*Requirement*
Output the full listing below exactly, without the pictures.

*Information supplied*
^^^^
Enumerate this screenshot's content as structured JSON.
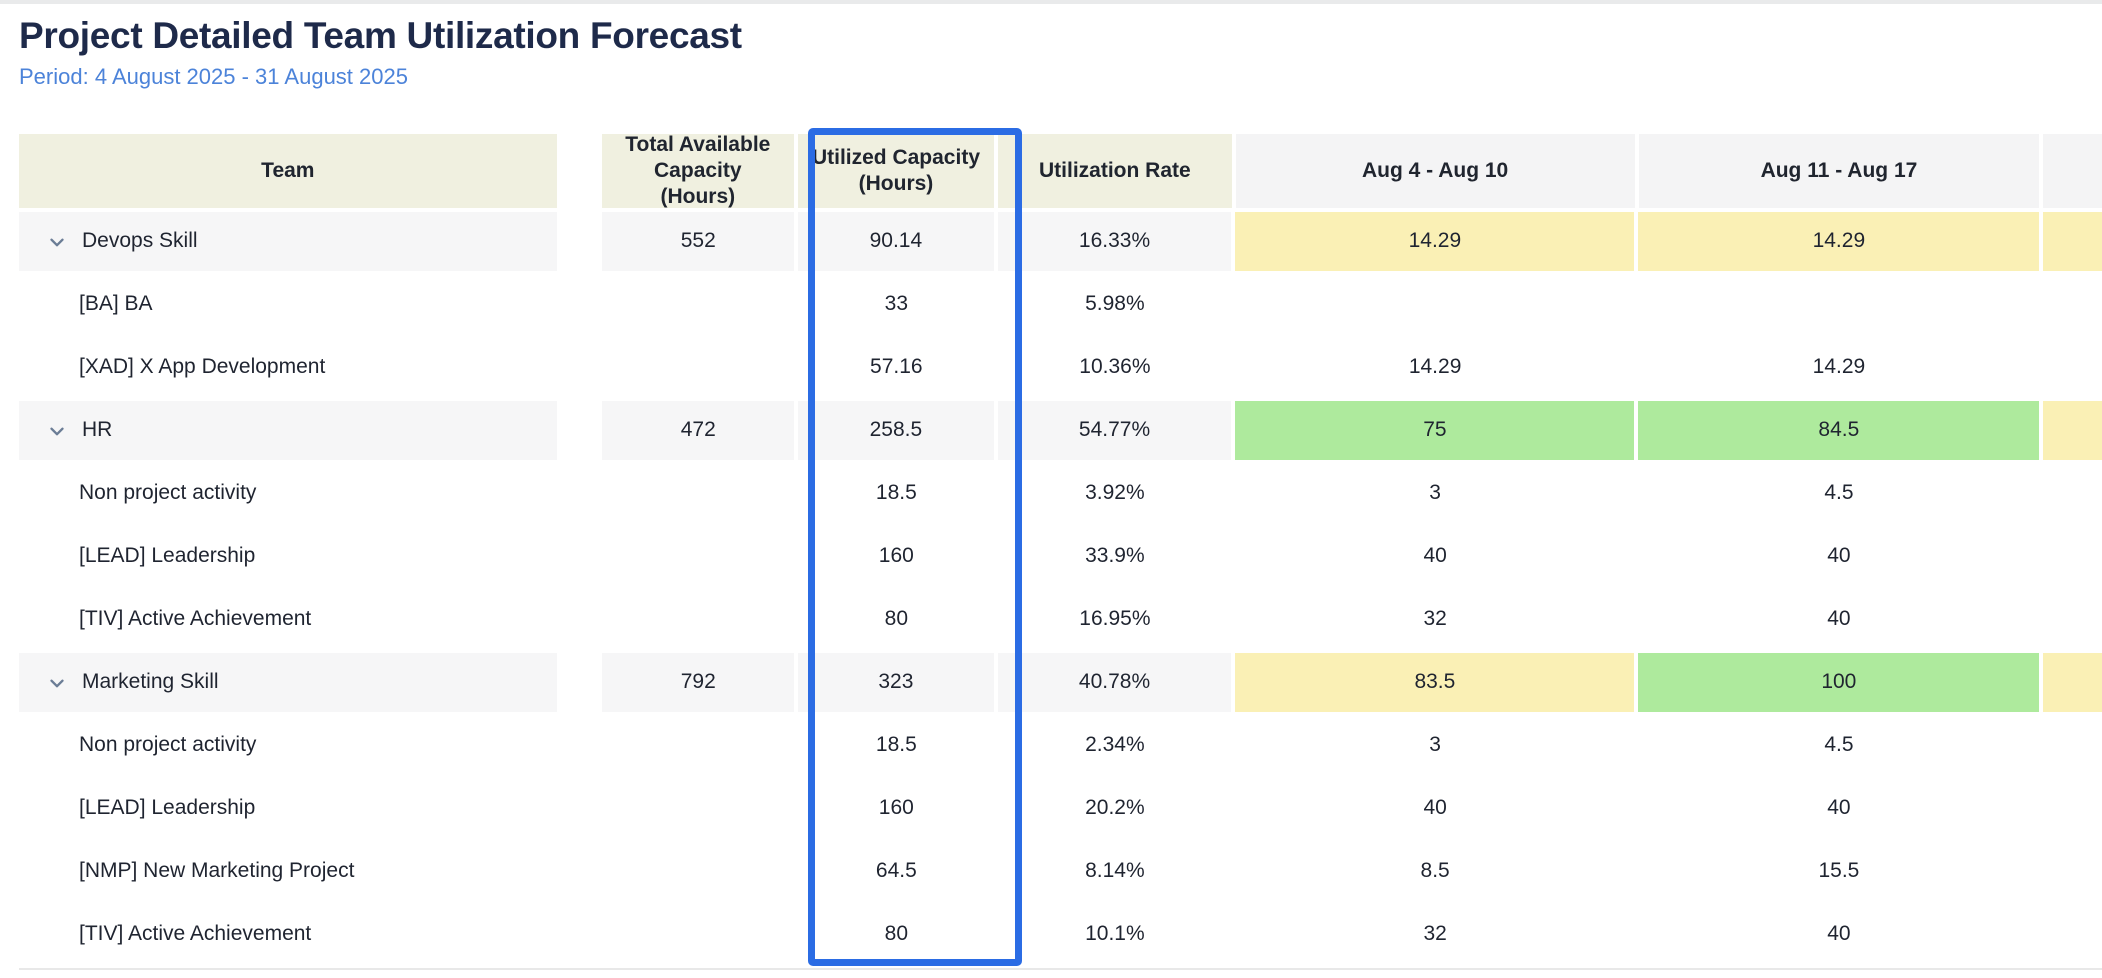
{
  "page": {
    "title": "Project Detailed Team Utilization Forecast",
    "period": "Period: 4 August 2025 - 31 August 2025"
  },
  "table": {
    "columns": [
      {
        "key": "team",
        "label": "Team"
      },
      {
        "key": "total_available",
        "label": "Total Available Capacity (Hours)"
      },
      {
        "key": "utilized",
        "label": "Utilized Capacity (Hours)",
        "highlighted": true
      },
      {
        "key": "utilization_rate",
        "label": "Utilization Rate"
      },
      {
        "key": "week1",
        "label": "Aug 4 - Aug 10"
      },
      {
        "key": "week2",
        "label": "Aug 11 - Aug 17"
      },
      {
        "key": "week3_partial",
        "label": ""
      }
    ],
    "colors": {
      "yellow": "#faf0b5",
      "green": "#aeea9d",
      "header_beige": "#f0f0e0",
      "header_gray": "#f4f4f5",
      "group_row_gray": "#f6f6f7",
      "highlight_border": "#2b6ce4",
      "chevron": "#6b7d96",
      "title": "#1e2a4a",
      "period_blue": "#4c83d9"
    },
    "rows": [
      {
        "team": "Devops Skill",
        "type": "group",
        "expanded": true,
        "total_available": "552",
        "utilized": "90.14",
        "utilization_rate": "16.33%",
        "week1": {
          "value": "14.29",
          "color": "yellow"
        },
        "week2": {
          "value": "14.29",
          "color": "yellow"
        },
        "week3": {
          "value": "",
          "color": "yellow"
        }
      },
      {
        "team": "[BA] BA",
        "type": "child",
        "total_available": "",
        "utilized": "33",
        "utilization_rate": "5.98%",
        "week1": {
          "value": "",
          "color": "none"
        },
        "week2": {
          "value": "",
          "color": "none"
        },
        "week3": {
          "value": "",
          "color": "none"
        }
      },
      {
        "team": "[XAD] X App Development",
        "type": "child",
        "total_available": "",
        "utilized": "57.16",
        "utilization_rate": "10.36%",
        "week1": {
          "value": "14.29",
          "color": "none"
        },
        "week2": {
          "value": "14.29",
          "color": "none"
        },
        "week3": {
          "value": "",
          "color": "none"
        }
      },
      {
        "team": "HR",
        "type": "group",
        "expanded": true,
        "total_available": "472",
        "utilized": "258.5",
        "utilization_rate": "54.77%",
        "week1": {
          "value": "75",
          "color": "green"
        },
        "week2": {
          "value": "84.5",
          "color": "green"
        },
        "week3": {
          "value": "",
          "color": "yellow"
        }
      },
      {
        "team": "Non project activity",
        "type": "child",
        "total_available": "",
        "utilized": "18.5",
        "utilization_rate": "3.92%",
        "week1": {
          "value": "3",
          "color": "none"
        },
        "week2": {
          "value": "4.5",
          "color": "none"
        },
        "week3": {
          "value": "",
          "color": "none"
        }
      },
      {
        "team": "[LEAD] Leadership",
        "type": "child",
        "total_available": "",
        "utilized": "160",
        "utilization_rate": "33.9%",
        "week1": {
          "value": "40",
          "color": "none"
        },
        "week2": {
          "value": "40",
          "color": "none"
        },
        "week3": {
          "value": "",
          "color": "none"
        }
      },
      {
        "team": "[TIV] Active Achievement",
        "type": "child",
        "total_available": "",
        "utilized": "80",
        "utilization_rate": "16.95%",
        "week1": {
          "value": "32",
          "color": "none"
        },
        "week2": {
          "value": "40",
          "color": "none"
        },
        "week3": {
          "value": "",
          "color": "none"
        }
      },
      {
        "team": "Marketing Skill",
        "type": "group",
        "expanded": true,
        "total_available": "792",
        "utilized": "323",
        "utilization_rate": "40.78%",
        "week1": {
          "value": "83.5",
          "color": "yellow"
        },
        "week2": {
          "value": "100",
          "color": "green"
        },
        "week3": {
          "value": "",
          "color": "yellow"
        }
      },
      {
        "team": "Non project activity",
        "type": "child",
        "total_available": "",
        "utilized": "18.5",
        "utilization_rate": "2.34%",
        "week1": {
          "value": "3",
          "color": "none"
        },
        "week2": {
          "value": "4.5",
          "color": "none"
        },
        "week3": {
          "value": "",
          "color": "none"
        }
      },
      {
        "team": "[LEAD] Leadership",
        "type": "child",
        "total_available": "",
        "utilized": "160",
        "utilization_rate": "20.2%",
        "week1": {
          "value": "40",
          "color": "none"
        },
        "week2": {
          "value": "40",
          "color": "none"
        },
        "week3": {
          "value": "",
          "color": "none"
        }
      },
      {
        "team": "[NMP] New Marketing Project",
        "type": "child",
        "total_available": "",
        "utilized": "64.5",
        "utilization_rate": "8.14%",
        "week1": {
          "value": "8.5",
          "color": "none"
        },
        "week2": {
          "value": "15.5",
          "color": "none"
        },
        "week3": {
          "value": "",
          "color": "none"
        }
      },
      {
        "team": "[TIV] Active Achievement",
        "type": "child",
        "total_available": "",
        "utilized": "80",
        "utilization_rate": "10.1%",
        "week1": {
          "value": "32",
          "color": "none"
        },
        "week2": {
          "value": "40",
          "color": "none"
        },
        "week3": {
          "value": "",
          "color": "none"
        }
      }
    ]
  }
}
^^^^
*Task result*
Enumerate this screenshot's content as structured JSON.
{
  "page": {
    "title": "Project Detailed Team Utilization Forecast",
    "period": "Period: 4 August 2025 - 31 August 2025"
  },
  "table": {
    "columns": [
      {
        "key": "team",
        "label": "Team"
      },
      {
        "key": "total_available",
        "label": "Total Available Capacity (Hours)"
      },
      {
        "key": "utilized",
        "label": "Utilized Capacity (Hours)",
        "highlighted": true
      },
      {
        "key": "utilization_rate",
        "label": "Utilization Rate"
      },
      {
        "key": "week1",
        "label": "Aug 4 - Aug 10"
      },
      {
        "key": "week2",
        "label": "Aug 11 - Aug 17"
      },
      {
        "key": "week3_partial",
        "label": ""
      }
    ],
    "colors": {
      "yellow": "#faf0b5",
      "green": "#aeea9d",
      "header_beige": "#f0f0e0",
      "header_gray": "#f4f4f5",
      "group_row_gray": "#f6f6f7",
      "highlight_border": "#2b6ce4",
      "chevron": "#6b7d96",
      "title": "#1e2a4a",
      "period_blue": "#4c83d9"
    },
    "rows": [
      {
        "team": "Devops Skill",
        "type": "group",
        "expanded": true,
        "total_available": "552",
        "utilized": "90.14",
        "utilization_rate": "16.33%",
        "week1": {
          "value": "14.29",
          "color": "yellow"
        },
        "week2": {
          "value": "14.29",
          "color": "yellow"
        },
        "week3": {
          "value": "",
          "color": "yellow"
        }
      },
      {
        "team": "[BA] BA",
        "type": "child",
        "total_available": "",
        "utilized": "33",
        "utilization_rate": "5.98%",
        "week1": {
          "value": "",
          "color": "none"
        },
        "week2": {
          "value": "",
          "color": "none"
        },
        "week3": {
          "value": "",
          "color": "none"
        }
      },
      {
        "team": "[XAD] X App Development",
        "type": "child",
        "total_available": "",
        "utilized": "57.16",
        "utilization_rate": "10.36%",
        "week1": {
          "value": "14.29",
          "color": "none"
        },
        "week2": {
          "value": "14.29",
          "color": "none"
        },
        "week3": {
          "value": "",
          "color": "none"
        }
      },
      {
        "team": "HR",
        "type": "group",
        "expanded": true,
        "total_available": "472",
        "utilized": "258.5",
        "utilization_rate": "54.77%",
        "week1": {
          "value": "75",
          "color": "green"
        },
        "week2": {
          "value": "84.5",
          "color": "green"
        },
        "week3": {
          "value": "",
          "color": "yellow"
        }
      },
      {
        "team": "Non project activity",
        "type": "child",
        "total_available": "",
        "utilized": "18.5",
        "utilization_rate": "3.92%",
        "week1": {
          "value": "3",
          "color": "none"
        },
        "week2": {
          "value": "4.5",
          "color": "none"
        },
        "week3": {
          "value": "",
          "color": "none"
        }
      },
      {
        "team": "[LEAD] Leadership",
        "type": "child",
        "total_available": "",
        "utilized": "160",
        "utilization_rate": "33.9%",
        "week1": {
          "value": "40",
          "color": "none"
        },
        "week2": {
          "value": "40",
          "color": "none"
        },
        "week3": {
          "value": "",
          "color": "none"
        }
      },
      {
        "team": "[TIV] Active Achievement",
        "type": "child",
        "total_available": "",
        "utilized": "80",
        "utilization_rate": "16.95%",
        "week1": {
          "value": "32",
          "color": "none"
        },
        "week2": {
          "value": "40",
          "color": "none"
        },
        "week3": {
          "value": "",
          "color": "none"
        }
      },
      {
        "team": "Marketing Skill",
        "type": "group",
        "expanded": true,
        "total_available": "792",
        "utilized": "323",
        "utilization_rate": "40.78%",
        "week1": {
          "value": "83.5",
          "color": "yellow"
        },
        "week2": {
          "value": "100",
          "color": "green"
        },
        "week3": {
          "value": "",
          "color": "yellow"
        }
      },
      {
        "team": "Non project activity",
        "type": "child",
        "total_available": "",
        "utilized": "18.5",
        "utilization_rate": "2.34%",
        "week1": {
          "value": "3",
          "color": "none"
        },
        "week2": {
          "value": "4.5",
          "color": "none"
        },
        "week3": {
          "value": "",
          "color": "none"
        }
      },
      {
        "team": "[LEAD] Leadership",
        "type": "child",
        "total_available": "",
        "utilized": "160",
        "utilization_rate": "20.2%",
        "week1": {
          "value": "40",
          "color": "none"
        },
        "week2": {
          "value": "40",
          "color": "none"
        },
        "week3": {
          "value": "",
          "color": "none"
        }
      },
      {
        "team": "[NMP] New Marketing Project",
        "type": "child",
        "total_available": "",
        "utilized": "64.5",
        "utilization_rate": "8.14%",
        "week1": {
          "value": "8.5",
          "color": "none"
        },
        "week2": {
          "value": "15.5",
          "color": "none"
        },
        "week3": {
          "value": "",
          "color": "none"
        }
      },
      {
        "team": "[TIV] Active Achievement",
        "type": "child",
        "total_available": "",
        "utilized": "80",
        "utilization_rate": "10.1%",
        "week1": {
          "value": "32",
          "color": "none"
        },
        "week2": {
          "value": "40",
          "color": "none"
        },
        "week3": {
          "value": "",
          "color": "none"
        }
      }
    ]
  }
}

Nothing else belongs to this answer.